■ AIM OF THE EXERCISE ■
Select, from the data, each line where "with" occurs.

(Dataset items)
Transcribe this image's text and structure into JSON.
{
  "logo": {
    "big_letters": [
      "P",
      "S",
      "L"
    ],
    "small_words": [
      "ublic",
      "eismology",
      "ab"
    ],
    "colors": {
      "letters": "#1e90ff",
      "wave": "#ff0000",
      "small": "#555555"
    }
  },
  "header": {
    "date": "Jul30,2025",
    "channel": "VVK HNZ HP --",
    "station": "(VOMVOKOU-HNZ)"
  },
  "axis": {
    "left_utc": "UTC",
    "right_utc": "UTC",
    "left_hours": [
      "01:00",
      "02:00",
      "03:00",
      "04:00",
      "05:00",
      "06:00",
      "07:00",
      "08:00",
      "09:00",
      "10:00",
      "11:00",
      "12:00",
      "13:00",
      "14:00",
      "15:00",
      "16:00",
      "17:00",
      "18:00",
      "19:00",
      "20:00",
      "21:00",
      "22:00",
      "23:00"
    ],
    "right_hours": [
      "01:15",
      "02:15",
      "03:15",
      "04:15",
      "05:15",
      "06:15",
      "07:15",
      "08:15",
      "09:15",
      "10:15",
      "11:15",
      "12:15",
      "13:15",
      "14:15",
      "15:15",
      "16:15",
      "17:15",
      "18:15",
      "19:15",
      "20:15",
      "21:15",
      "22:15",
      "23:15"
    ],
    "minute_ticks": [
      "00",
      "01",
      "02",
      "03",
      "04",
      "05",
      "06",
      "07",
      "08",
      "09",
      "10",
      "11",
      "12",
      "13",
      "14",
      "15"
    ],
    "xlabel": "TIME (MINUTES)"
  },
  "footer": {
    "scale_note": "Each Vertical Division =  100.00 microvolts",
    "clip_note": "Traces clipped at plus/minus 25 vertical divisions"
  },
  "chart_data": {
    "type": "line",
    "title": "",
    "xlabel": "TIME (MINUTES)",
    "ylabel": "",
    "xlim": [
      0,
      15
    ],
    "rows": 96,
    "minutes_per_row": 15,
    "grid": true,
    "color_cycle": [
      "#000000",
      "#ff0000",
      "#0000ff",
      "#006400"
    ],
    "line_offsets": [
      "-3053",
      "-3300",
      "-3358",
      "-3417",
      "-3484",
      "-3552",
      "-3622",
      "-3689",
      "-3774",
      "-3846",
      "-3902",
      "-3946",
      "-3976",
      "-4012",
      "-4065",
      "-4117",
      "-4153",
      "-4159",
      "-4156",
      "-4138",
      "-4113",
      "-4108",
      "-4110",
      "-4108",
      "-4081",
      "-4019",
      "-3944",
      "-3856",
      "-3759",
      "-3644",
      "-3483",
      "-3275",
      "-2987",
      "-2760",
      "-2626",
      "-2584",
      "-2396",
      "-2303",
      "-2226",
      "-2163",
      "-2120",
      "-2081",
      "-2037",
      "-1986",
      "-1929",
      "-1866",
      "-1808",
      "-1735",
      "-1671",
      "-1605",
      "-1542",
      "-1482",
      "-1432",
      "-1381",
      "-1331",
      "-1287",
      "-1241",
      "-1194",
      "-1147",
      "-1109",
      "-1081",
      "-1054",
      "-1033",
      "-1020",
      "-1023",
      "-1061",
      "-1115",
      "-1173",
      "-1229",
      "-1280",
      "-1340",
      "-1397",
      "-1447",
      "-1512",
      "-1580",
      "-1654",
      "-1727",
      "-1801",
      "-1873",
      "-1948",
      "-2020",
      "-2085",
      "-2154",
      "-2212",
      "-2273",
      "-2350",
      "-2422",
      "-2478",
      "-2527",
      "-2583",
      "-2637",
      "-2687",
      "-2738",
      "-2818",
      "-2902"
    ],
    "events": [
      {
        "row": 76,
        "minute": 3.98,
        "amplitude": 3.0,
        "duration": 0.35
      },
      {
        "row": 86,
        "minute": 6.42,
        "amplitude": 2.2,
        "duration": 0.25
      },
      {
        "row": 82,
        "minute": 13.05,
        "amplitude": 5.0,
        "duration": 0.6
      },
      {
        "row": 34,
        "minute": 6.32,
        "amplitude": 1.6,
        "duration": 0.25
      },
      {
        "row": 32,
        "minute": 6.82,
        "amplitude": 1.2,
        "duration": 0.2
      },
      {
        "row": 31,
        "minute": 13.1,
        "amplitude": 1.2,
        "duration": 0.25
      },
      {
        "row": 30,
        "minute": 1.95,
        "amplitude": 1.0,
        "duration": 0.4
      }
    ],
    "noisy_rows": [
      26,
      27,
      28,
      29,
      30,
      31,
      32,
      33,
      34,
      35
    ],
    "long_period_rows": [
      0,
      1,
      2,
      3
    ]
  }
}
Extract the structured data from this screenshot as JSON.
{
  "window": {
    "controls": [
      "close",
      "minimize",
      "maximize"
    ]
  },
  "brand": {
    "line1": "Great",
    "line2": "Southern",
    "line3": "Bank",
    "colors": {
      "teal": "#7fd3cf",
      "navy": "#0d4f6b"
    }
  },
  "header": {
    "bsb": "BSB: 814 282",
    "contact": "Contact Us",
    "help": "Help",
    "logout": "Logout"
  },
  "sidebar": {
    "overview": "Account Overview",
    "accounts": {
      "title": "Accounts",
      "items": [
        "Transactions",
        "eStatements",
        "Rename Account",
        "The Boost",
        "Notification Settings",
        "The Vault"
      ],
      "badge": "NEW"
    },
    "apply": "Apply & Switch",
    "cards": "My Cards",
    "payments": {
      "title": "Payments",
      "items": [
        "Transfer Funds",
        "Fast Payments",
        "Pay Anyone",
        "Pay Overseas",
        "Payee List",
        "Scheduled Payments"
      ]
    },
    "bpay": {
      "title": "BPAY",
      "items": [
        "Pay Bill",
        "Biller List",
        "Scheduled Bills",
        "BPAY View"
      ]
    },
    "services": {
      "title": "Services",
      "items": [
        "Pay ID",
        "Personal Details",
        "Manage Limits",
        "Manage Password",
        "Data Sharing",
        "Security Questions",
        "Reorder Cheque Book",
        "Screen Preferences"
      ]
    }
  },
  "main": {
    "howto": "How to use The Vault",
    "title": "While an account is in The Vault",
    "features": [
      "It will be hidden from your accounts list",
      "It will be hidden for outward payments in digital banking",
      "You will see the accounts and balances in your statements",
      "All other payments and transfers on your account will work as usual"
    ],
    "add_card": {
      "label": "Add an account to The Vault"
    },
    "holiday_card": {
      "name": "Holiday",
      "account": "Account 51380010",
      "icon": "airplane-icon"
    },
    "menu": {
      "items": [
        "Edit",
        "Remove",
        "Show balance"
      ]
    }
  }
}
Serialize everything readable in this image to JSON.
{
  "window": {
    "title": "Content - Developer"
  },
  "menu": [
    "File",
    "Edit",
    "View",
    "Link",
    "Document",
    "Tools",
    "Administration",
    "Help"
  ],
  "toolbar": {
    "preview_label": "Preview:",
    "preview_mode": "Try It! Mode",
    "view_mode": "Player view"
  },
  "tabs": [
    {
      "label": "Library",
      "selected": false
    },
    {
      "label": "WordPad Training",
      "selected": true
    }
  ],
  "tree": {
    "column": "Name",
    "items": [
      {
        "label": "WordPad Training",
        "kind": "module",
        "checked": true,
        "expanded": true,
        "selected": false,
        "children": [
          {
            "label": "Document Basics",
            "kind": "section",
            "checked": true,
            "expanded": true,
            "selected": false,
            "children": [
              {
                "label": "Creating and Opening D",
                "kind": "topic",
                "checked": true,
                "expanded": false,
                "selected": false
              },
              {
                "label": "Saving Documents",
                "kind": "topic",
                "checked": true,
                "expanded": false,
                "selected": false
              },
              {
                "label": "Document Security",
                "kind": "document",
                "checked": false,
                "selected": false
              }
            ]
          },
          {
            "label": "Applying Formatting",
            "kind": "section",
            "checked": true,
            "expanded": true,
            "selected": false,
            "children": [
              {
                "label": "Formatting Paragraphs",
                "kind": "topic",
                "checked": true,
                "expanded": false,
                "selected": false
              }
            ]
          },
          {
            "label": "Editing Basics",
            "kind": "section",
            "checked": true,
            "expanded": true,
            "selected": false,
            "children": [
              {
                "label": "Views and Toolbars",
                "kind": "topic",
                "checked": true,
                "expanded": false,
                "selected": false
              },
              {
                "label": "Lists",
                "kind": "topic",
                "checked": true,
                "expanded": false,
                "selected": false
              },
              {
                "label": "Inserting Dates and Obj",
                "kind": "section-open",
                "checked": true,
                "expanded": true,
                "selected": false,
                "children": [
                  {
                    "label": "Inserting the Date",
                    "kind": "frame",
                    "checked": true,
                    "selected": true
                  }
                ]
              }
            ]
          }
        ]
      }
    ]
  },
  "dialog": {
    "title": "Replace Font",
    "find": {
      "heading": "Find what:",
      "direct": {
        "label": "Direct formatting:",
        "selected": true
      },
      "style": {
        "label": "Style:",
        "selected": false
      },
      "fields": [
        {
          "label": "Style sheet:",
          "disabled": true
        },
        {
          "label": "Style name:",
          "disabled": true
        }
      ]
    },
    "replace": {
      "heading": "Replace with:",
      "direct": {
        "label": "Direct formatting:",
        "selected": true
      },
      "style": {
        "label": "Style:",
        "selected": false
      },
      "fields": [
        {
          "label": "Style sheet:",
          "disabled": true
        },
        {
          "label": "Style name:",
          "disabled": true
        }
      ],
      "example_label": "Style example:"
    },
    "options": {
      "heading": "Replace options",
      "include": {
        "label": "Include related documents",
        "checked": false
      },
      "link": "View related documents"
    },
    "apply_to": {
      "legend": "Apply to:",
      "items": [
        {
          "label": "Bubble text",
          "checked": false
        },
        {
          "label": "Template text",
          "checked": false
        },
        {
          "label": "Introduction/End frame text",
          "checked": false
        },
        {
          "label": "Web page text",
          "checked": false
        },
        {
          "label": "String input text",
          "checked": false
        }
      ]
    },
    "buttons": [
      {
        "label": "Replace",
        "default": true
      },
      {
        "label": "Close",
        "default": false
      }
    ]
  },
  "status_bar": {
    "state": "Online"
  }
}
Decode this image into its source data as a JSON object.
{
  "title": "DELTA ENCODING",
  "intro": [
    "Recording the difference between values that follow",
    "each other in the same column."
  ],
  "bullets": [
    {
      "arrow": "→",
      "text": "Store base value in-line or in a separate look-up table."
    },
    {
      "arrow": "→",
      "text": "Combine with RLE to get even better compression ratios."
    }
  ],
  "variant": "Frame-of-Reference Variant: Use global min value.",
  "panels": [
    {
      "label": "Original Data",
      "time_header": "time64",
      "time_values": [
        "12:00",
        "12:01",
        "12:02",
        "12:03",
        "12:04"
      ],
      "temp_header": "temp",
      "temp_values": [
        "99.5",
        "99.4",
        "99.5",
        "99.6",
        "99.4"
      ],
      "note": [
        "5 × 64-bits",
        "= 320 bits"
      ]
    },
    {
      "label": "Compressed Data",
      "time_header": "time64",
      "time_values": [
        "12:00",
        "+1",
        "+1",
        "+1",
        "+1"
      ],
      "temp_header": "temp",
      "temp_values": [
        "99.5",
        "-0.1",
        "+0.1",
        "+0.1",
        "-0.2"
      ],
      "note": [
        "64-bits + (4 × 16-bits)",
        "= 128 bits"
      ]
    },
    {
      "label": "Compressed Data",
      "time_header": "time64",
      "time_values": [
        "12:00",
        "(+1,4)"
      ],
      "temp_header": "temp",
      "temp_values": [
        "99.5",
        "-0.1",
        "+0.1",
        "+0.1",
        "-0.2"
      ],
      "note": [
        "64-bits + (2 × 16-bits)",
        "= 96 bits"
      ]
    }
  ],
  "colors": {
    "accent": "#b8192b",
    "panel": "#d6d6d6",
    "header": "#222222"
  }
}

■ TASK SOLUTION ■
      "heading": "Replace with:",
      "text": "Combine with RLE to get even better compression ratios."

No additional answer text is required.